List of tasks:
1) Update the forum thread, everything from "I suggest you" down to "1st and forremost.", so that "newby" reads "newcomer".
2) According to the forum thread, what degree does chemdom hold?

I share the pain of dealing with the unknowing. Working on the automobile for almost 30 years has taught me 1 very important lesson. People believe what they wish and use it like it is fact. The only thing you can do is push safety and hope they fail only enough to realize they need to learn before diving into the empty pool....

I suggest you make a post about the proper way to tell a newby to learn before the burn(s). and allow us... being willing to read and want to help... to copy and paste the "Generic" answer to obvious. 
"STOP Now and READ"

I've been here, not often enough, but do read everything NEW, and I'm seeing the same questions of bail me out NOW My Way and replies of fixing the mess instead of stop and learn with safety being 1st and forremost.

Not many will come here, Myself included, and read the safety section. Eventually it gets read but never 1st. 

Maybe the 1st screen after logging on should be:
" stop before you hurt someone and find out what you did before posting something that will get your account shut done."
Something along these lines needs to be slapped in everyone's face as it seems the only way it gets read...while waiting for the site to load there's nothing else to do...

Sorry for your pain as you guys don't deserve it...
B.S.
... The unsung heros are the ones no one knows how much pain they bare...


----------



## Harold_V (Jun 5, 2013)

g_axelsson said:


> The biggest problem with the forum nowadays is the amount of noise compared to the few good postings. It is getting harder and harder to find the relevant threads among all the others.


There is rarely one more outspoken than the guy who knows little, but fancies himself all knowing. These are often the same folks who make YouTube presentations (not always), giving viewers a false sense of "anyone can do that". 

I'm not convinced it's by accident, either. Some folks simply delight in misleading others---possibly with the intention of making themselves appear to be much better at what they're doing than they are. Some purposely provide less than enough information, or even misinformation, so they look exceedingly talented because of the success they claim to achieve. 

We've seen it on this board for years. A guy comes here with virtually NO understanding of refining, yet rejects anything that might be constructive and useful to him, because it often is not what he wants to hear---although it is what he MUST hear. 

For folks with this mindset I say---good luck. You're going to need it. 



> By the way, I haven't read Hoke yet but I bought her book two months ago.



Chuckle!

Well, Göran, some folks need to read Hoke, and some don't. I certainly wouldn't expect Lou to read her book when he's well educated in the field---but most folks aren't. 

I'm the first to admit---if a reader already understands how to refine, her book may be nothing short of a waste of time---but how many come here with that qualification? Even those who are schooled in the way of chemistry may not understand the mechanics of refining-----which would be perfectly logical to me.

However, I'm thinking that you owning and reading her book will better you in ways you may not understand right now. For me, it was everything. For others, maybe not so much. 

Harold


----------



## chemdom (Jun 5, 2013)

Harold,

From my personal experience I can say that I learned a lot of reading Hoke, although I have a PhD in Chemistry. I think the latter makes it easier to understand what is being written in the book, but reading it still remains a big plus for every (non-)chemist that wants to start refining.

(Document understanding data)
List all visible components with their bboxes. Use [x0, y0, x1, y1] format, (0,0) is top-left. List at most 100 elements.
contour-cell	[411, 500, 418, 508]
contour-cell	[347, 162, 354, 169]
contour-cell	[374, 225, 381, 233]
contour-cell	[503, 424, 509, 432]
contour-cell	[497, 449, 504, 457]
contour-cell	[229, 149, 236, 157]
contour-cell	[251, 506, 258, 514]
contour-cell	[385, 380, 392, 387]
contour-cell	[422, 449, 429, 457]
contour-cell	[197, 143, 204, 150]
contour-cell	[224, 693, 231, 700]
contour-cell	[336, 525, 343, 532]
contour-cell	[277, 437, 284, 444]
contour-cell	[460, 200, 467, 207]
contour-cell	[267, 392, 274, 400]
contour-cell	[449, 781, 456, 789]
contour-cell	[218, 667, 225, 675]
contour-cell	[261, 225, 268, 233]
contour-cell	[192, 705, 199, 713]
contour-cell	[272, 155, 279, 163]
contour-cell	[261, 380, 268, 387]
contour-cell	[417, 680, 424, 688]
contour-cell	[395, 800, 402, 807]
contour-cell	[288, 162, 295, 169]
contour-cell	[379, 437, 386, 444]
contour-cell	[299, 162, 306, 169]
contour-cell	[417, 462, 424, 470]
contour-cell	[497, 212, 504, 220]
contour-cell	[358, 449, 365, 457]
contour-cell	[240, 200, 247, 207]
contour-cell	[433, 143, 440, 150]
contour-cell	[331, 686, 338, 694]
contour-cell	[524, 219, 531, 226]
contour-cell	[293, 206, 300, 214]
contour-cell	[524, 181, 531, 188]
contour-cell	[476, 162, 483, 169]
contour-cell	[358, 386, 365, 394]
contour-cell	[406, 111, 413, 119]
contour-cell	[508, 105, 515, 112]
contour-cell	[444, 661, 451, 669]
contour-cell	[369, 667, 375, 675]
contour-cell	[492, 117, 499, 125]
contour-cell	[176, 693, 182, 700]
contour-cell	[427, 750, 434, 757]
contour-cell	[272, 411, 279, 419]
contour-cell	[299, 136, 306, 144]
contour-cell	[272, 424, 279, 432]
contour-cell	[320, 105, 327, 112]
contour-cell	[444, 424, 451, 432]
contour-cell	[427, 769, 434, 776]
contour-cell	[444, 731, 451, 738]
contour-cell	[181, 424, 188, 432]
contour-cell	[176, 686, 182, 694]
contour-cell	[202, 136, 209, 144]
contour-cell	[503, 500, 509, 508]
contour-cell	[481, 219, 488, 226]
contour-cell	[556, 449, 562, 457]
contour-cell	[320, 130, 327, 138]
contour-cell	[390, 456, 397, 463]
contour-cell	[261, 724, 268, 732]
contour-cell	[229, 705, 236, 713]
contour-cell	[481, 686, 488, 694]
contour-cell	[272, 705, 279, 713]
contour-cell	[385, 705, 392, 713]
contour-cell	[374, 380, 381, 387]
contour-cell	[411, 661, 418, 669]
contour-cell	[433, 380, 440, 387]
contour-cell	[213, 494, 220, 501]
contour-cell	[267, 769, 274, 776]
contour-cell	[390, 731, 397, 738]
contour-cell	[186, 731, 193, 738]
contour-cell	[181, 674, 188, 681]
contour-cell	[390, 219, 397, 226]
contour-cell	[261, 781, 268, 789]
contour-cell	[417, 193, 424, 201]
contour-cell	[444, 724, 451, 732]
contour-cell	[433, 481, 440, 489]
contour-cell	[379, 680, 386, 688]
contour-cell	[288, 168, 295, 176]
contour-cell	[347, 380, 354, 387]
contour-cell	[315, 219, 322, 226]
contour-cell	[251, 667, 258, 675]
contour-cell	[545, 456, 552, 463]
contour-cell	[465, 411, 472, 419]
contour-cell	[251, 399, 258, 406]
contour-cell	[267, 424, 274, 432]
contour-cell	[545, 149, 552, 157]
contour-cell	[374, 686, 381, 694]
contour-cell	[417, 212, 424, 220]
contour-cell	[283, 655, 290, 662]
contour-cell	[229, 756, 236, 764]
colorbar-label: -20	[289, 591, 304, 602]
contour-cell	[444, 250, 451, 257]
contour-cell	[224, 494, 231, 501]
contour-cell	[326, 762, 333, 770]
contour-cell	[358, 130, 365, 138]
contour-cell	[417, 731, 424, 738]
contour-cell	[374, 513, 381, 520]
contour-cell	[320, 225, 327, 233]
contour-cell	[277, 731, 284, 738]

Replies:
1)
I suggest you make a post about the proper way to tell a newcomer to learn before the burn(s). and allow us... being willing to read and want to help... to copy and paste the "Generic" answer to obvious. 
"STOP Now and READ"

I've been here, not often enough, but do read everything NEW, and I'm seeing the same questions of bail me out NOW My Way and replies of fixing the mess instead of stop and learn with safety being 1st and forremost.

2) A PhD in Chemistry.